# Material provided
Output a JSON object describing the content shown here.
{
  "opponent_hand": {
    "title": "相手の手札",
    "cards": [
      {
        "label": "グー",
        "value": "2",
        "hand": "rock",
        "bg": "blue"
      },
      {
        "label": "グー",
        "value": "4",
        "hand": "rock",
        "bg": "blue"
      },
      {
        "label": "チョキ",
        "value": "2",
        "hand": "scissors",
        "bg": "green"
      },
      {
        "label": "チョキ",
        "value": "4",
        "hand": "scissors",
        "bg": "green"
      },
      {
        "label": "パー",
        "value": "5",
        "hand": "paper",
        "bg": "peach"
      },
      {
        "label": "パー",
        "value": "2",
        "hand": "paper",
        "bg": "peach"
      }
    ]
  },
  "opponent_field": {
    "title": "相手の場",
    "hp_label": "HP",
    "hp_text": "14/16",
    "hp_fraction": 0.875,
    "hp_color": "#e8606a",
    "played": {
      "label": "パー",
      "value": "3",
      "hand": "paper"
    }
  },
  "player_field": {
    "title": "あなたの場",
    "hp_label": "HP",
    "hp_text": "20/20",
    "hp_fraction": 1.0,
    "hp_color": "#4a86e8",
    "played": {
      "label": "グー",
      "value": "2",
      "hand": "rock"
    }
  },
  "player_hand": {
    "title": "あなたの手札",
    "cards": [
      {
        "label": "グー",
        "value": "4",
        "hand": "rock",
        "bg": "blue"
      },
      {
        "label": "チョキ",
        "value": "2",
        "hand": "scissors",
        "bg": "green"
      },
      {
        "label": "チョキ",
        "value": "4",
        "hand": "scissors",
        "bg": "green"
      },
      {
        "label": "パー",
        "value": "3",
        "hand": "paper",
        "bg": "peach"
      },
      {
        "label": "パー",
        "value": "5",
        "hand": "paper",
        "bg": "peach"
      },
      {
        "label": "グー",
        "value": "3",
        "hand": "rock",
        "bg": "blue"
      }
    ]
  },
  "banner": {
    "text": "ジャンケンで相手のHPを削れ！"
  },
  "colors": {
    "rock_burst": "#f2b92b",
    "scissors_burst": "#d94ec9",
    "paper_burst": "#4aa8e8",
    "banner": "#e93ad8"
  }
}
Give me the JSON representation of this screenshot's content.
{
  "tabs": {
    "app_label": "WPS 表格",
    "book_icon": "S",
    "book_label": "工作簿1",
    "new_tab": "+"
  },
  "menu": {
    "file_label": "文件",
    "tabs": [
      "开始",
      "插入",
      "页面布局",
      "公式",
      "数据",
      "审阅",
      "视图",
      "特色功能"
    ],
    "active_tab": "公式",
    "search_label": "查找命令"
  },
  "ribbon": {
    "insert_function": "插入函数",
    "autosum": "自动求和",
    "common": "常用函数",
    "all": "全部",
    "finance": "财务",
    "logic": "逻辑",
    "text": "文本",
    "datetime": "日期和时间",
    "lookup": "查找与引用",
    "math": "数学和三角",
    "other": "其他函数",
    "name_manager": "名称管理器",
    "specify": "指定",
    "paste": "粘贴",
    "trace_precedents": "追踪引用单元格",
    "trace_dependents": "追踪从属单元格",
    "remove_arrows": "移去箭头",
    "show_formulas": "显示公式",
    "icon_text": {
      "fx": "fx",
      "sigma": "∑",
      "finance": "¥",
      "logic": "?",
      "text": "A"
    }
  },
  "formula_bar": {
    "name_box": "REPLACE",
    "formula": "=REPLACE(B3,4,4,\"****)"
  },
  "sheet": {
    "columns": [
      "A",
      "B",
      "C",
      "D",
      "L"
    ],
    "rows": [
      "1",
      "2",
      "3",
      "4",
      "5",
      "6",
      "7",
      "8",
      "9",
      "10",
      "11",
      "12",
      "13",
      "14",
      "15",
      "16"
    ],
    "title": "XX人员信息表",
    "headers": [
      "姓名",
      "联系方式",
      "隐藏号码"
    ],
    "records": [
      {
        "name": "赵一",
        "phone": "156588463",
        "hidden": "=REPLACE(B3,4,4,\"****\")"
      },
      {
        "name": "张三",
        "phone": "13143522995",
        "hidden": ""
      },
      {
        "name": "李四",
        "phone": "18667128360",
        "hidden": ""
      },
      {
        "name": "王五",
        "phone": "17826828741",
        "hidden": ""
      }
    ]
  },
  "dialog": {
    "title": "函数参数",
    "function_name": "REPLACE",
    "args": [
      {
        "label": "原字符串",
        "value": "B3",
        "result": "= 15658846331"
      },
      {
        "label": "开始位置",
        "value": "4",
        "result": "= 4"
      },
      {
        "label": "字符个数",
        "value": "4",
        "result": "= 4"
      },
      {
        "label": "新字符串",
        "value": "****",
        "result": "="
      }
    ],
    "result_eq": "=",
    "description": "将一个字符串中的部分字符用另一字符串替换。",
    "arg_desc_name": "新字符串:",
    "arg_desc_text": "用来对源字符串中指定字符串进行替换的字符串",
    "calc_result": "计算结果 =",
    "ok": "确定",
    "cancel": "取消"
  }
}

# Set task
Identify how many lines in the entries above include the string "phone", then state that number alone.

# Exercise solution
4